- **EXERCISE DETAILS**
Print out the material that follows word for word.

(Collected data)
>> BEGIN
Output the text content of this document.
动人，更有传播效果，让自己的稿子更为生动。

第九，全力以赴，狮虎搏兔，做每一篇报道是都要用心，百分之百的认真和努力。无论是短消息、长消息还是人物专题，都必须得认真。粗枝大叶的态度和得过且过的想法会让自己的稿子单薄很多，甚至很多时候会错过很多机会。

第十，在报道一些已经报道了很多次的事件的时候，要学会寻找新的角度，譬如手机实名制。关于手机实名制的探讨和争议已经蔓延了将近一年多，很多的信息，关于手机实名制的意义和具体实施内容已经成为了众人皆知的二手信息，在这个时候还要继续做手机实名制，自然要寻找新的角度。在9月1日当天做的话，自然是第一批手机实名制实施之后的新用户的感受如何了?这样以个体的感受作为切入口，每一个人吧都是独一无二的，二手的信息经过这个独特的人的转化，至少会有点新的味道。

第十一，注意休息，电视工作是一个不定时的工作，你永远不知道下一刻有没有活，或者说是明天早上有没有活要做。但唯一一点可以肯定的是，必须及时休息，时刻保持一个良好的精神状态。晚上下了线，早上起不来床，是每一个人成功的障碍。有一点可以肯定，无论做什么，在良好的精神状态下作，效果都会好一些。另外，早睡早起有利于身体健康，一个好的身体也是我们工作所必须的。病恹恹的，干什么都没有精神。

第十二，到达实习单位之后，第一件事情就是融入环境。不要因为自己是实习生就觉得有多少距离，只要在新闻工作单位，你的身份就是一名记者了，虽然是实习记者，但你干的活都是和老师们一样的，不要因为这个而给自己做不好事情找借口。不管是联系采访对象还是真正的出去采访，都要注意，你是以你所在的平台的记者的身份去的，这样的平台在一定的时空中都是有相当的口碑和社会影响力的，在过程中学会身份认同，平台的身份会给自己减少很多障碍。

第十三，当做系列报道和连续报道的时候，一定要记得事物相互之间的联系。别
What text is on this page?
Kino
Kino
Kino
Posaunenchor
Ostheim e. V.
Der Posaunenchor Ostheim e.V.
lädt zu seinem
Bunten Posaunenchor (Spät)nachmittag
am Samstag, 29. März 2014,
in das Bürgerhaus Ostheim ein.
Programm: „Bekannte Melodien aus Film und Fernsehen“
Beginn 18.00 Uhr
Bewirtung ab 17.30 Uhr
>> END
- **RESULT OF THIS EXERCISE**
Output the text content of this document.
动人，更有传播效果，让自己的稿子更为生动。

第九，全力以赴，狮虎搏兔，做每一篇报道是都要用心，百分之百的认真和努力。无论是短消息、长消息还是人物专题，都必须得认真。粗枝大叶的态度和得过且过的想法会让自己的稿子单薄很多，甚至很多时候会错过很多机会。

第十，在报道一些已经报道了很多次的事件的时候，要学会寻找新的角度，譬如手机实名制。关于手机实名制的探讨和争议已经蔓延了将近一年多，很多的信息，关于手机实名制的意义和具体实施内容已经成为了众人皆知的二手信息，在这个时候还要继续做手机实名制，自然要寻找新的角度。在9月1日当天做的话，自然是第一批手机实名制实施之后的新用户的感受如何了?这样以个体的感受作为切入口，每一个人吧都是独一无二的，二手的信息经过这个独特的人的转化，至少会有点新的味道。

第十一，注意休息，电视工作是一个不定时的工作，你永远不知道下一刻有没有活，或者说是明天早上有没有活要做。但唯一一点可以肯定的是，必须及时休息，时刻保持一个良好的精神状态。晚上下了线，早上起不来床，是每一个人成功的障碍。有一点可以肯定，无论做什么，在良好的精神状态下作，效果都会好一些。另外，早睡早起有利于身体健康，一个好的身体也是我们工作所必须的。病恹恹的，干什么都没有精神。

第十二，到达实习单位之后，第一件事情就是融入环境。不要因为自己是实习生就觉得有多少距离，只要在新闻工作单位，你的身份就是一名记者了，虽然是实习记者，但你干的活都是和老师们一样的，不要因为这个而给自己做不好事情找借口。不管是联系采访对象还是真正的出去采访，都要注意，你是以你所在的平台的记者的身份去的，这样的平台在一定的时空中都是有相当的口碑和社会影响力的，在过程中学会身份认同，平台的身份会给自己减少很多障碍。

第十三，当做系列报道和连续报道的时候，一定要记得事物相互之间的联系。别
What text is on this page?
Kino
Kino
Kino
Posaunenchor
Ostheim e. V.
Der Posaunenchor Ostheim e.V.
lädt zu seinem
Bunten Posaunenchor (Spät)nachmittag
am Samstag, 29. März 2014,
in das Bürgerhaus Ostheim ein.
Programm: „Bekannte Melodien aus Film und Fernsehen“
Beginn 18.00 Uhr
Bewirtung ab 17.30 Uhr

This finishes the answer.